== Records for this exercise ==
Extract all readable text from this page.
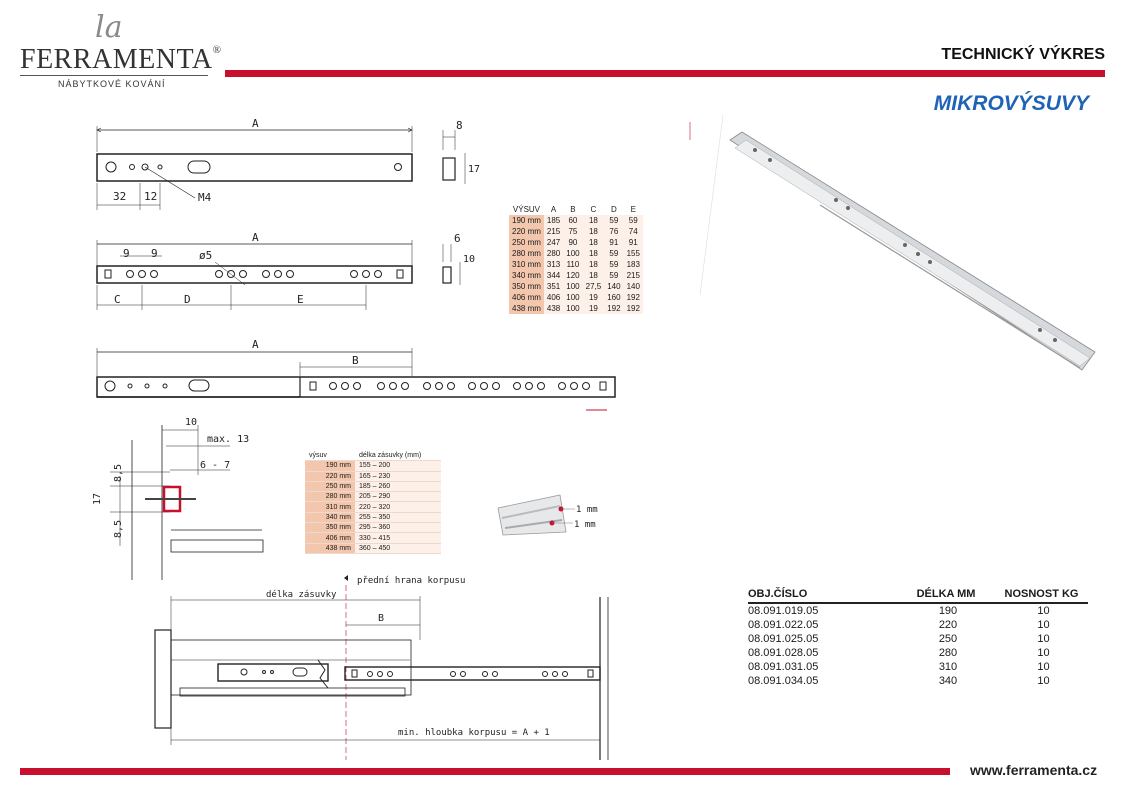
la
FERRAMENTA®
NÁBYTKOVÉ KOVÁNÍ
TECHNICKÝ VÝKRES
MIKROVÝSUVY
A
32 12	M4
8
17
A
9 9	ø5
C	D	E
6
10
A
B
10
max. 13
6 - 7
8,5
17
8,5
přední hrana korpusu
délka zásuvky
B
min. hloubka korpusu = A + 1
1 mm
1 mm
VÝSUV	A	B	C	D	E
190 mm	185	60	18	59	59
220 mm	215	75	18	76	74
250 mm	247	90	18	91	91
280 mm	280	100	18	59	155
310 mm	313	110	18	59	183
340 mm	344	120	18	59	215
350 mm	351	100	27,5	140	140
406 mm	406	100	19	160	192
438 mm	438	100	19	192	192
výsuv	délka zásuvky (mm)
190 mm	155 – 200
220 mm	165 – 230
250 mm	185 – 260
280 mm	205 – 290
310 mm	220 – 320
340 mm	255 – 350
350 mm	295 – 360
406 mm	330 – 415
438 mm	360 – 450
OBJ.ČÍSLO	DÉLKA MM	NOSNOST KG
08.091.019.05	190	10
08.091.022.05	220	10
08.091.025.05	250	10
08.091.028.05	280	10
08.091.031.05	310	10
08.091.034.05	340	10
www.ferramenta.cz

== Problem details ==
Reproduce every entry exactly, but omit each picture.

== In response ==
Extract all readable text from this page.
la
FERRAMENTA®
NÁBYTKOVÉ KOVÁNÍ
TECHNICKÝ VÝKRES
MIKROVÝSUVY
A
32 12	M4
8
17
A
9 9	ø5
C	D	E
6
10
A
B
10
max. 13
6 - 7
8,5
17
8,5
přední hrana korpusu
délka zásuvky
B
min. hloubka korpusu = A + 1
1 mm
1 mm
VÝSUV	A	B	C	D	E
190 mm	185	60	18	59	59
220 mm	215	75	18	76	74
250 mm	247	90	18	91	91
280 mm	280	100	18	59	155
310 mm	313	110	18	59	183
340 mm	344	120	18	59	215
350 mm	351	100	27,5	140	140
406 mm	406	100	19	160	192
438 mm	438	100	19	192	192
výsuv	délka zásuvky (mm)
190 mm	155 – 200
220 mm	165 – 230
250 mm	185 – 260
280 mm	205 – 290
310 mm	220 – 320
340 mm	255 – 350
350 mm	295 – 360
406 mm	330 – 415
438 mm	360 – 450
OBJ.ČÍSLO	DÉLKA MM	NOSNOST KG
08.091.019.05	190	10
08.091.022.05	220	10
08.091.025.05	250	10
08.091.028.05	280	10
08.091.031.05	310	10
08.091.034.05	340	10
www.ferramenta.cz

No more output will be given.